### EXERCISE REQUIREMENTS
Every entry should be repeated exactly. Omit the pictures.

(Extracted data entries)
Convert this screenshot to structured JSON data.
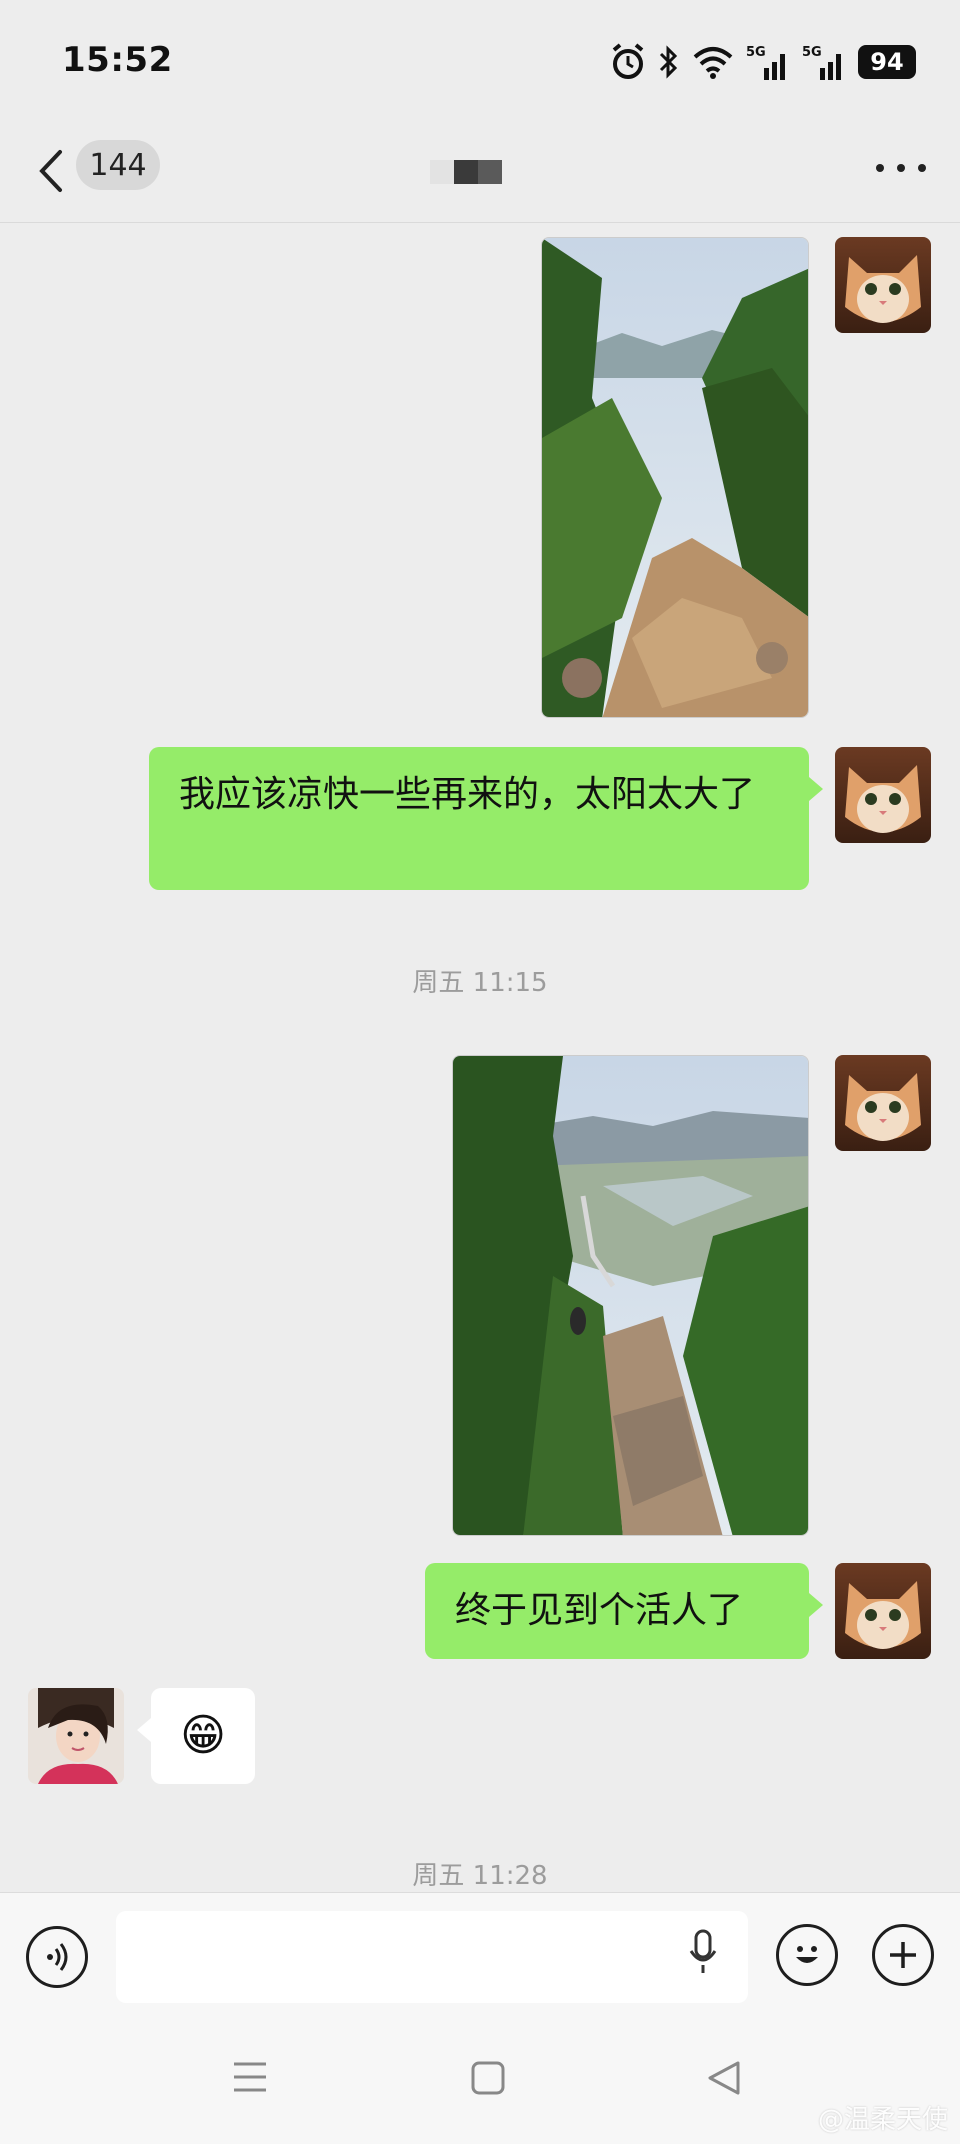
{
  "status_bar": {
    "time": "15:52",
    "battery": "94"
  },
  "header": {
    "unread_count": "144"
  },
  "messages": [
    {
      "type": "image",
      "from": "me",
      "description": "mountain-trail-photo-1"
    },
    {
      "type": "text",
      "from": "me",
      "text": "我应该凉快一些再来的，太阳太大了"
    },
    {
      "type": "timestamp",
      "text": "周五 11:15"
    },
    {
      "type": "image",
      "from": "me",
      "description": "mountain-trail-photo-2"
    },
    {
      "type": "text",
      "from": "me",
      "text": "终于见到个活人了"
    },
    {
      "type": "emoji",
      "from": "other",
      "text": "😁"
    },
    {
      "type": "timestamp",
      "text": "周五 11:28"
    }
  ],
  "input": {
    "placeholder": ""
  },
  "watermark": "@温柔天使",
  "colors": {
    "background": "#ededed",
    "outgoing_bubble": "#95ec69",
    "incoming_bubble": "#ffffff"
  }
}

### WRITTEN RESPONSE
Convert this screenshot to structured JSON data.
{
  "status_bar": {
    "time": "15:52",
    "battery": "94"
  },
  "header": {
    "unread_count": "144"
  },
  "messages": [
    {
      "type": "image",
      "from": "me",
      "description": "mountain-trail-photo-1"
    },
    {
      "type": "text",
      "from": "me",
      "text": "我应该凉快一些再来的，太阳太大了"
    },
    {
      "type": "timestamp",
      "text": "周五 11:15"
    },
    {
      "type": "image",
      "from": "me",
      "description": "mountain-trail-photo-2"
    },
    {
      "type": "text",
      "from": "me",
      "text": "终于见到个活人了"
    },
    {
      "type": "emoji",
      "from": "other",
      "text": "😁"
    },
    {
      "type": "timestamp",
      "text": "周五 11:28"
    }
  ],
  "input": {
    "placeholder": ""
  },
  "watermark": "@温柔天使",
  "colors": {
    "background": "#ededed",
    "outgoing_bubble": "#95ec69",
    "incoming_bubble": "#ffffff"
  }
}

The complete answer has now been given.